■ PROVIDED INFORMATION:
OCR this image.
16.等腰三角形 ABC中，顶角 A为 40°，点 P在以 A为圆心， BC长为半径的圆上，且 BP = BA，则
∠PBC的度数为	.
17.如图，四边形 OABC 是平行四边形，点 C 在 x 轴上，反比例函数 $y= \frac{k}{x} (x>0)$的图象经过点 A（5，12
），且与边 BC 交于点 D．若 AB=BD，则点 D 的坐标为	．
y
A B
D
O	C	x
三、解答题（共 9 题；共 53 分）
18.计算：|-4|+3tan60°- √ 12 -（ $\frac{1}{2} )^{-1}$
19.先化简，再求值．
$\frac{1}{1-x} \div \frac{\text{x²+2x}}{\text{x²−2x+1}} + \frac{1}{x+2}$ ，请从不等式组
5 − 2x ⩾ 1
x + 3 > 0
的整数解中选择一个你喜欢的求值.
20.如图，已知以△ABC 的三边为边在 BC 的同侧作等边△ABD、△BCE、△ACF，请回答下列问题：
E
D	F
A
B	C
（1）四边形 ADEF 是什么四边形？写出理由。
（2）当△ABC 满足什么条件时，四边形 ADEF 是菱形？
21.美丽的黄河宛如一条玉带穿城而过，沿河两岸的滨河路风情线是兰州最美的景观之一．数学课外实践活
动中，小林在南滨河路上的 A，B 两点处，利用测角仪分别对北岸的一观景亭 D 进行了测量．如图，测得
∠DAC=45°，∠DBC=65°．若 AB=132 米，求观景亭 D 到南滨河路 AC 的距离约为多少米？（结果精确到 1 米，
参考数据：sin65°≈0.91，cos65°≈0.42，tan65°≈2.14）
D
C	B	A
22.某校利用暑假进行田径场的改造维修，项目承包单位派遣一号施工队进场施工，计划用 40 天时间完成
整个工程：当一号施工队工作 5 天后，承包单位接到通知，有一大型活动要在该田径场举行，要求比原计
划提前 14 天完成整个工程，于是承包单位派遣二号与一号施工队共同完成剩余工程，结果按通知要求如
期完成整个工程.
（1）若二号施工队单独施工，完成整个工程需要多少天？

■ TASK DESCRIPTION: Reproduce every line above without error.

■ WORKED SOLUTION:
OCR this image.
16.等腰三角形 ABC中，顶角 A为 40°，点 P在以 A为圆心， BC长为半径的圆上，且 BP = BA，则
∠PBC的度数为	.
17.如图，四边形 OABC 是平行四边形，点 C 在 x 轴上，反比例函数 $y= \frac{k}{x} (x>0)$的图象经过点 A（5，12
），且与边 BC 交于点 D．若 AB=BD，则点 D 的坐标为	．
y
A B
D
O	C	x
三、解答题（共 9 题；共 53 分）
18.计算：|-4|+3tan60°- √ 12 -（ $\frac{1}{2} )^{-1}$
19.先化简，再求值．
$\frac{1}{1-x} \div \frac{\text{x²+2x}}{\text{x²−2x+1}} + \frac{1}{x+2}$ ，请从不等式组
5 − 2x ⩾ 1
x + 3 > 0
的整数解中选择一个你喜欢的求值.
20.如图，已知以△ABC 的三边为边在 BC 的同侧作等边△ABD、△BCE、△ACF，请回答下列问题：
E
D	F
A
B	C
（1）四边形 ADEF 是什么四边形？写出理由。
（2）当△ABC 满足什么条件时，四边形 ADEF 是菱形？
21.美丽的黄河宛如一条玉带穿城而过，沿河两岸的滨河路风情线是兰州最美的景观之一．数学课外实践活
动中，小林在南滨河路上的 A，B 两点处，利用测角仪分别对北岸的一观景亭 D 进行了测量．如图，测得
∠DAC=45°，∠DBC=65°．若 AB=132 米，求观景亭 D 到南滨河路 AC 的距离约为多少米？（结果精确到 1 米，
参考数据：sin65°≈0.91，cos65°≈0.42，tan65°≈2.14）
D
C	B	A
22.某校利用暑假进行田径场的改造维修，项目承包单位派遣一号施工队进场施工，计划用 40 天时间完成
整个工程：当一号施工队工作 5 天后，承包单位接到通知，有一大型活动要在该田径场举行，要求比原计
划提前 14 天完成整个工程，于是承包单位派遣二号与一号施工队共同完成剩余工程，结果按通知要求如
期完成整个工程.
（1）若二号施工队单独施工，完成整个工程需要多少天？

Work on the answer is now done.